[Start of Dataset]
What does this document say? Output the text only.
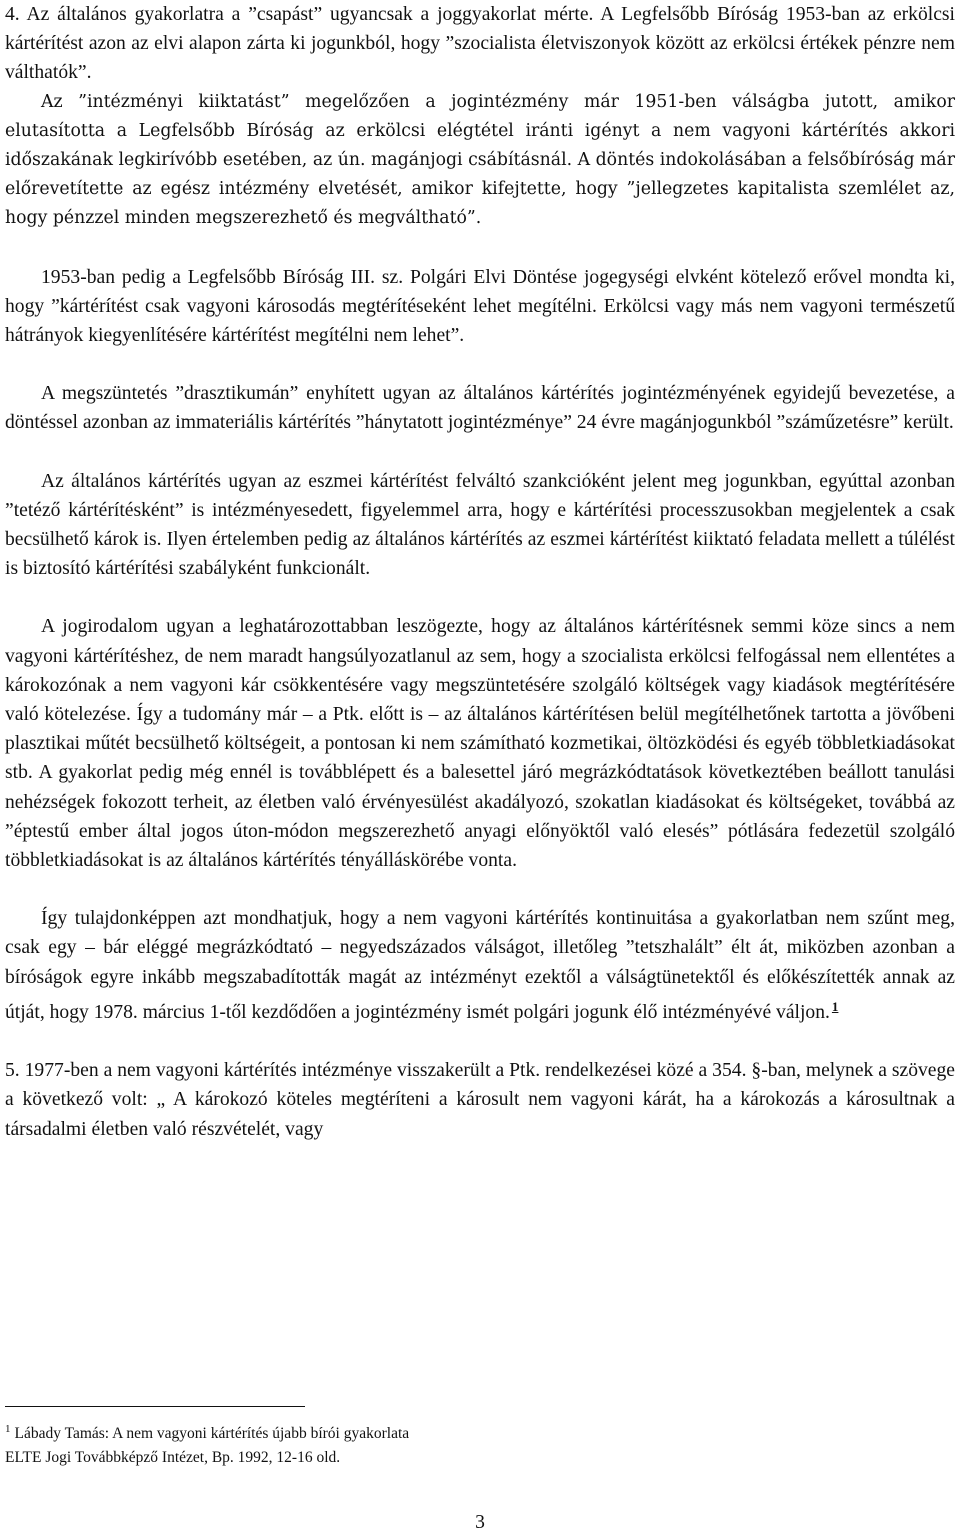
4. Az általános gyakorlatra a ”csapást” ugyancsak a joggyakorlat mérte. A Legfelsőbb Bíróság 1953-ban az erkölcsi kártérítést azon az elvi alapon zárta ki jogunkból, hogy ”szocialista életviszonyok között az erkölcsi értékek pénzre nem válthatók”.

Az ”intézményi kiiktatást” megelőzően a jogintézmény már 1951-ben válságba jutott, amikor elutasította a Legfelsőbb Bíróság az erkölcsi elégtétel iránti igényt a nem vagyoni kártérítés akkori időszakának legkirívóbb esetében, az ún. magánjogi csábításnál. A döntés indokolásában a felsőbíróság már előrevetítette az egész intézmény elvetését, amikor kifejtette, hogy ”jellegzetes kapitalista szemlélet az, hogy pénzzel minden megszerezhető és megváltható”.

1953-ban pedig a Legfelsőbb Bíróság III. sz. Polgári Elvi Döntése jogegységi elvként kötelező erővel mondta ki, hogy ”kártérítést csak vagyoni károsodás megtérítéseként lehet megítélni. Erkölcsi vagy más nem vagyoni természetű hátrányok kiegyenlítésére kártérítést megítélni nem lehet”.

A megszüntetés ”drasztikumán” enyhített ugyan az általános kártérítés jogintézményének egyidejű bevezetése, a döntéssel azonban az immateriális kártérítés ”hánytatott jogintézménye” 24 évre magánjogunkból ”száműzetésre” került.

Az általános kártérítés ugyan az eszmei kártérítést felváltó szankcióként jelent meg jogunkban, egyúttal azonban ”tetéző kártérítésként” is intézményesedett, figyelemmel arra, hogy e kártérítési processzusokban megjelentek a csak becsülhető károk is. Ilyen értelemben pedig az általános kártérítés az eszmei kártérítést kiiktató feladata mellett a túlélést is biztosító kártérítési szabályként funkcionált.

A jogirodalom ugyan a leghatározottabban leszögezte, hogy az általános kártérítésnek semmi köze sincs a nem vagyoni kártérítéshez, de nem maradt hangsúlyozatlanul az sem, hogy a szocialista erkölcsi felfogással nem ellentétes a károkozónak a nem vagyoni kár csökkentésére vagy megszüntetésére szolgáló költségek vagy kiadások megtérítésére való kötelezése. Így a tudomány már – a Ptk. előtt is – az általános kártérítésen belül megítélhetőnek tartotta a jövőbeni plasztikai műtét becsülhető költségeit, a pontosan ki nem számítható kozmetikai, öltözködési és egyéb többletkiadásokat stb. A gyakorlat pedig még ennél is továbblépett és a balesettel járó megrázkódtatások következtében beállott tanulási nehézségek fokozott terheit, az életben való érvényesülést akadályozó, szokatlan kiadásokat és költségeket, továbbá az ”éptestű ember által jogos úton-módon megszerezhető anyagi előnyöktől való elesés” pótlására fedezetül szolgáló többletkiadásokat is az általános kártérítés tényálláskörébe vonta.

Így tulajdonképpen azt mondhatjuk, hogy a nem vagyoni kártérítés kontinuitása a gyakorlatban nem szűnt meg, csak egy – bár eléggé megrázkódtató – negyedszázados válságot, illetőleg ”tetszhalált” élt át, miközben azonban a bíróságok egyre inkább megszabadították magát az intézményt ezektől a válságtünetektől és előkészítették annak az útját, hogy 1978. március 1-től kezdődően a jogintézmény ismét polgári jogunk élő intézményévé váljon. $^1$

5. 1977-ben a nem vagyoni kártérítés intézménye visszakerült a Ptk. rendelkezései közé a 354. §-ban, melynek a szövege a következő volt: „ A károkozó köteles megtéríteni a károsult nem vagyoni kárát, ha a károkozás a károsultnak a társadalmi életben való részvételét, vagy

$^1$ Lábady Tamás: A nem vagyoni kártérítés újabb bírói gyakorlata
ELTE Jogi Továbbképző Intézet, Bp. 1992, 12-16 old.
3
[End of Dataset]
* [What you should do]:
In your copy of the listing above, reproduce each line exactly and omit all pictures.

* [The output]:
What does this document say? Output the text only.
4. Az általános gyakorlatra a ”csapást” ugyancsak a joggyakorlat mérte. A Legfelsőbb Bíróság 1953-ban az erkölcsi kártérítést azon az elvi alapon zárta ki jogunkból, hogy ”szocialista életviszonyok között az erkölcsi értékek pénzre nem válthatók”.

Az ”intézményi kiiktatást” megelőzően a jogintézmény már 1951-ben válságba jutott, amikor elutasította a Legfelsőbb Bíróság az erkölcsi elégtétel iránti igényt a nem vagyoni kártérítés akkori időszakának legkirívóbb esetében, az ún. magánjogi csábításnál. A döntés indokolásában a felsőbíróság már előrevetítette az egész intézmény elvetését, amikor kifejtette, hogy ”jellegzetes kapitalista szemlélet az, hogy pénzzel minden megszerezhető és megváltható”.

1953-ban pedig a Legfelsőbb Bíróság III. sz. Polgári Elvi Döntése jogegységi elvként kötelező erővel mondta ki, hogy ”kártérítést csak vagyoni károsodás megtérítéseként lehet megítélni. Erkölcsi vagy más nem vagyoni természetű hátrányok kiegyenlítésére kártérítést megítélni nem lehet”.

A megszüntetés ”drasztikumán” enyhített ugyan az általános kártérítés jogintézményének egyidejű bevezetése, a döntéssel azonban az immateriális kártérítés ”hánytatott jogintézménye” 24 évre magánjogunkból ”száműzetésre” került.

Az általános kártérítés ugyan az eszmei kártérítést felváltó szankcióként jelent meg jogunkban, egyúttal azonban ”tetéző kártérítésként” is intézményesedett, figyelemmel arra, hogy e kártérítési processzusokban megjelentek a csak becsülhető károk is. Ilyen értelemben pedig az általános kártérítés az eszmei kártérítést kiiktató feladata mellett a túlélést is biztosító kártérítési szabályként funkcionált.

A jogirodalom ugyan a leghatározottabban leszögezte, hogy az általános kártérítésnek semmi köze sincs a nem vagyoni kártérítéshez, de nem maradt hangsúlyozatlanul az sem, hogy a szocialista erkölcsi felfogással nem ellentétes a károkozónak a nem vagyoni kár csökkentésére vagy megszüntetésére szolgáló költségek vagy kiadások megtérítésére való kötelezése. Így a tudomány már – a Ptk. előtt is – az általános kártérítésen belül megítélhetőnek tartotta a jövőbeni plasztikai műtét becsülhető költségeit, a pontosan ki nem számítható kozmetikai, öltözködési és egyéb többletkiadásokat stb. A gyakorlat pedig még ennél is továbblépett és a balesettel járó megrázkódtatások következtében beállott tanulási nehézségek fokozott terheit, az életben való érvényesülést akadályozó, szokatlan kiadásokat és költségeket, továbbá az ”éptestű ember által jogos úton-módon megszerezhető anyagi előnyöktől való elesés” pótlására fedezetül szolgáló többletkiadásokat is az általános kártérítés tényálláskörébe vonta.

Így tulajdonképpen azt mondhatjuk, hogy a nem vagyoni kártérítés kontinuitása a gyakorlatban nem szűnt meg, csak egy – bár eléggé megrázkódtató – negyedszázados válságot, illetőleg ”tetszhalált” élt át, miközben azonban a bíróságok egyre inkább megszabadították magát az intézményt ezektől a válságtünetektől és előkészítették annak az útját, hogy 1978. március 1-től kezdődően a jogintézmény ismét polgári jogunk élő intézményévé váljon. $^1$

5. 1977-ben a nem vagyoni kártérítés intézménye visszakerült a Ptk. rendelkezései közé a 354. §-ban, melynek a szövege a következő volt: „ A károkozó köteles megtéríteni a károsult nem vagyoni kárát, ha a károkozás a károsultnak a társadalmi életben való részvételét, vagy

$^1$ Lábady Tamás: A nem vagyoni kártérítés újabb bírói gyakorlata
ELTE Jogi Továbbképző Intézet, Bp. 1992, 12-16 old.
3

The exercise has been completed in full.